Instruction =
Would you write out the entries below, every one of them, exactly?

Records supplied =

┌────────

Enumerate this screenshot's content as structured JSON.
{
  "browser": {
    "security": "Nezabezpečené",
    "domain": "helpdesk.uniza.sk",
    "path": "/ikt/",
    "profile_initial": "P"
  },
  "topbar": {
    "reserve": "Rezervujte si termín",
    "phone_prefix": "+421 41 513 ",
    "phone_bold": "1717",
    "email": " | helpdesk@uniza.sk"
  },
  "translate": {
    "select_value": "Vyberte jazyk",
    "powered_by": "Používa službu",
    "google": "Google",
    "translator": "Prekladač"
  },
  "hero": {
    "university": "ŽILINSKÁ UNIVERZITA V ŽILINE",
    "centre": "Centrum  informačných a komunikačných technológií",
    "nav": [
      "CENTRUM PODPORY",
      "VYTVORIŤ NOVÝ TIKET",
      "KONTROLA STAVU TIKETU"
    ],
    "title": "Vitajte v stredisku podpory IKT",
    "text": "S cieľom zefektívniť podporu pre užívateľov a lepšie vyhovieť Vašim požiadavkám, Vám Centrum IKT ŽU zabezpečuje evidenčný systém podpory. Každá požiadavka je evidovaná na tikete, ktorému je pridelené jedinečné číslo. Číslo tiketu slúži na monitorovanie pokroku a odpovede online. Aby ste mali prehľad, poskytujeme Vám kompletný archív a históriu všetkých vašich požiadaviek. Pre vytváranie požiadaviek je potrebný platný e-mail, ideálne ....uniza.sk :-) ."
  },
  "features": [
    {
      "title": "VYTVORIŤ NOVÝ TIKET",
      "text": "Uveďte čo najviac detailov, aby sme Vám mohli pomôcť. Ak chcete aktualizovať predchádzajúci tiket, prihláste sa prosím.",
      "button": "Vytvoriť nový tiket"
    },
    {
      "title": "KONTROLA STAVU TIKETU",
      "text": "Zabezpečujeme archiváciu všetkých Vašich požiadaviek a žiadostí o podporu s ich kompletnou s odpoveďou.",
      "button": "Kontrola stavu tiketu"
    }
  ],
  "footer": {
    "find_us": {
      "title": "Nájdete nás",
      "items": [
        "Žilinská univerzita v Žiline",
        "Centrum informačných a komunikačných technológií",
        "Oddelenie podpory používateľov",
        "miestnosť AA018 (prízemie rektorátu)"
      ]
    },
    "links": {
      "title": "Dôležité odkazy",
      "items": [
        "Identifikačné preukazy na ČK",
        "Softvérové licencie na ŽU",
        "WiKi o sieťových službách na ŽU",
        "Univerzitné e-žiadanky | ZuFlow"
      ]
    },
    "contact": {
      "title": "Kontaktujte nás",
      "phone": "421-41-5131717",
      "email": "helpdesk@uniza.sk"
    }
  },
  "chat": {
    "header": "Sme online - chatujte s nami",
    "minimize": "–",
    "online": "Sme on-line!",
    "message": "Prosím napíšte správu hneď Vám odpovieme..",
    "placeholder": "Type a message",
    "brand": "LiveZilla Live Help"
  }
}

└────────

Response for this exercise =
Enumerate this screenshot's content as structured JSON.
{
  "browser": {
    "security": "Nezabezpečené",
    "domain": "helpdesk.uniza.sk",
    "path": "/ikt/",
    "profile_initial": "P"
  },
  "topbar": {
    "reserve": "Rezervujte si termín",
    "phone_prefix": "+421 41 513 ",
    "phone_bold": "1717",
    "email": " | helpdesk@uniza.sk"
  },
  "translate": {
    "select_value": "Vyberte jazyk",
    "powered_by": "Používa službu",
    "google": "Google",
    "translator": "Prekladač"
  },
  "hero": {
    "university": "ŽILINSKÁ UNIVERZITA V ŽILINE",
    "centre": "Centrum  informačných a komunikačných technológií",
    "nav": [
      "CENTRUM PODPORY",
      "VYTVORIŤ NOVÝ TIKET",
      "KONTROLA STAVU TIKETU"
    ],
    "title": "Vitajte v stredisku podpory IKT",
    "text": "S cieľom zefektívniť podporu pre užívateľov a lepšie vyhovieť Vašim požiadavkám, Vám Centrum IKT ŽU zabezpečuje evidenčný systém podpory. Každá požiadavka je evidovaná na tikete, ktorému je pridelené jedinečné číslo. Číslo tiketu slúži na monitorovanie pokroku a odpovede online. Aby ste mali prehľad, poskytujeme Vám kompletný archív a históriu všetkých vašich požiadaviek. Pre vytváranie požiadaviek je potrebný platný e-mail, ideálne ....uniza.sk :-) ."
  },
  "features": [
    {
      "title": "VYTVORIŤ NOVÝ TIKET",
      "text": "Uveďte čo najviac detailov, aby sme Vám mohli pomôcť. Ak chcete aktualizovať predchádzajúci tiket, prihláste sa prosím.",
      "button": "Vytvoriť nový tiket"
    },
    {
      "title": "KONTROLA STAVU TIKETU",
      "text": "Zabezpečujeme archiváciu všetkých Vašich požiadaviek a žiadostí o podporu s ich kompletnou s odpoveďou.",
      "button": "Kontrola stavu tiketu"
    }
  ],
  "footer": {
    "find_us": {
      "title": "Nájdete nás",
      "items": [
        "Žilinská univerzita v Žiline",
        "Centrum informačných a komunikačných technológií",
        "Oddelenie podpory používateľov",
        "miestnosť AA018 (prízemie rektorátu)"
      ]
    },
    "links": {
      "title": "Dôležité odkazy",
      "items": [
        "Identifikačné preukazy na ČK",
        "Softvérové licencie na ŽU",
        "WiKi o sieťových službách na ŽU",
        "Univerzitné e-žiadanky | ZuFlow"
      ]
    },
    "contact": {
      "title": "Kontaktujte nás",
      "phone": "421-41-5131717",
      "email": "helpdesk@uniza.sk"
    }
  },
  "chat": {
    "header": "Sme online - chatujte s nami",
    "minimize": "–",
    "online": "Sme on-line!",
    "message": "Prosím napíšte správu hneď Vám odpovieme..",
    "placeholder": "Type a message",
    "brand": "LiveZilla Live Help"
  }
}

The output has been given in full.